Data to use:
————

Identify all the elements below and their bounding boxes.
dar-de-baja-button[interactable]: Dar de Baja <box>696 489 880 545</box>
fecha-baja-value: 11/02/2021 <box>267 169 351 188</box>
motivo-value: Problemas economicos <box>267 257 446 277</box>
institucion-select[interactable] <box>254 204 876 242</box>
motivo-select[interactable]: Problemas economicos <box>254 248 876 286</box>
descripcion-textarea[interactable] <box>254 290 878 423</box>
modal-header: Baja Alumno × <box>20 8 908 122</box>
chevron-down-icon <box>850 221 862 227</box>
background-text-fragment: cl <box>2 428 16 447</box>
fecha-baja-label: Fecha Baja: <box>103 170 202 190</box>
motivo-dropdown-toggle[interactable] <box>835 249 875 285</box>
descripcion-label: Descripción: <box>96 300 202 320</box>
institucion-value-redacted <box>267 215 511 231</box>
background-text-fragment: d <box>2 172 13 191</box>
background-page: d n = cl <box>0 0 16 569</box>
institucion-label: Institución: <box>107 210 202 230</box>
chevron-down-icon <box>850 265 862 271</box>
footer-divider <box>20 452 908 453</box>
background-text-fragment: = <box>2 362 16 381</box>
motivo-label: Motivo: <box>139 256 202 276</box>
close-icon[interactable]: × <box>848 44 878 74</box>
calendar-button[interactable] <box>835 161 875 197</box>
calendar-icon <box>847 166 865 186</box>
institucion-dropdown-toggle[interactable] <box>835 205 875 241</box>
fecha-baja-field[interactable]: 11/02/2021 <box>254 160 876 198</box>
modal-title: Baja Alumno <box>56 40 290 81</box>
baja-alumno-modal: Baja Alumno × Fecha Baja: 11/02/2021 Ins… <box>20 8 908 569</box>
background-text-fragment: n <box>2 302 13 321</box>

————

Required work:
Format every line of the items above as a JSON array of strings, with one string per line and any blank lines omitted.

Task result:
[
  "Identify all the elements below and their bounding boxes.",
  "dar-de-baja-button[interactable]: Dar de Baja <box>696 489 880 545</box>",
  "fecha-baja-value: 11/02/2021 <box>267 169 351 188</box>",
  "motivo-value: Problemas economicos <box>267 257 446 277</box>",
  "institucion-select[interactable] <box>254 204 876 242</box>",
  "motivo-select[interactable]: Problemas economicos <box>254 248 876 286</box>",
  "descripcion-textarea[interactable] <box>254 290 878 423</box>",
  "modal-header: Baja Alumno × <box>20 8 908 122</box>",
  "chevron-down-icon <box>850 221 862 227</box>",
  "background-text-fragment: cl <box>2 428 16 447</box>",
  "fecha-baja-label: Fecha Baja: <box>103 170 202 190</box>",
  "motivo-dropdown-toggle[interactable] <box>835 249 875 285</box>",
  "descripcion-label: Descripción: <box>96 300 202 320</box>",
  "institucion-value-redacted <box>267 215 511 231</box>",
  "background-text-fragment: d <box>2 172 13 191</box>",
  "background-page: d n = cl <box>0 0 16 569</box>",
  "institucion-label: Institución: <box>107 210 202 230</box>",
  "chevron-down-icon <box>850 265 862 271</box>",
  "footer-divider <box>20 452 908 453</box>",
  "background-text-fragment: = <box>2 362 16 381</box>",
  "motivo-label: Motivo: <box>139 256 202 276</box>",
  "close-icon[interactable]: × <box>848 44 878 74</box>",
  "calendar-button[interactable] <box>835 161 875 197</box>",
  "calendar-icon <box>847 166 865 186</box>",
  "institucion-dropdown-toggle[interactable] <box>835 205 875 241</box>",
  "fecha-baja-field[interactable]: 11/02/2021 <box>254 160 876 198</box>",
  "modal-title: Baja Alumno <box>56 40 290 81</box>",
  "baja-alumno-modal: Baja Alumno × Fecha Baja: 11/02/2021 Ins… <box>20 8 908 569</box>",
  "background-text-fragment: n <box>2 302 13 321</box>"
]